───── Data shown
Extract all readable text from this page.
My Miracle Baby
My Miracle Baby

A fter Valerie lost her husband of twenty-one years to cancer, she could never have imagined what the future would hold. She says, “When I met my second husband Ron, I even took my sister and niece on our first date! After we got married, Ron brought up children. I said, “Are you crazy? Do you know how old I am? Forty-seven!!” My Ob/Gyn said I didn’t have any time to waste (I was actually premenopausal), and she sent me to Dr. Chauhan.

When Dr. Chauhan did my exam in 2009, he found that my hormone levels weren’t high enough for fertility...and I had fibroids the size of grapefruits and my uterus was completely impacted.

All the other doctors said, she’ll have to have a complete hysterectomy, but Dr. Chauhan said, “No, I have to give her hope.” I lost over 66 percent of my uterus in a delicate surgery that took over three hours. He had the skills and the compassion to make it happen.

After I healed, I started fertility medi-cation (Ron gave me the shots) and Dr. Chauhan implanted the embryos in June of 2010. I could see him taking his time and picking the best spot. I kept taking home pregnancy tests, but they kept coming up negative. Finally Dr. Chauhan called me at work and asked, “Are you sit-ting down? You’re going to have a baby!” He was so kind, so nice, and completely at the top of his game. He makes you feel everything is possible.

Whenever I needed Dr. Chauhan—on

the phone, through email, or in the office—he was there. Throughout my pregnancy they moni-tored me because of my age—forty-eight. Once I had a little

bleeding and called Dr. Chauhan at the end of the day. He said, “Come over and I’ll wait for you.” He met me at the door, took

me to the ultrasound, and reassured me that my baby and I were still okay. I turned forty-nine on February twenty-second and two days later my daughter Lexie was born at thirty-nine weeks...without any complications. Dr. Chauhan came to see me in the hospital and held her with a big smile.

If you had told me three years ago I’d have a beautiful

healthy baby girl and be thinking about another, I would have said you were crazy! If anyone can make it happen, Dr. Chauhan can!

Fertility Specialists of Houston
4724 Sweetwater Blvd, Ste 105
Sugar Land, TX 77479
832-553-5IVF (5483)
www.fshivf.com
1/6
──────────
### Aim of the task
Of the lines in the listing above, how many hold the string "three"? Reply with the number only.

### Answer to the problem
2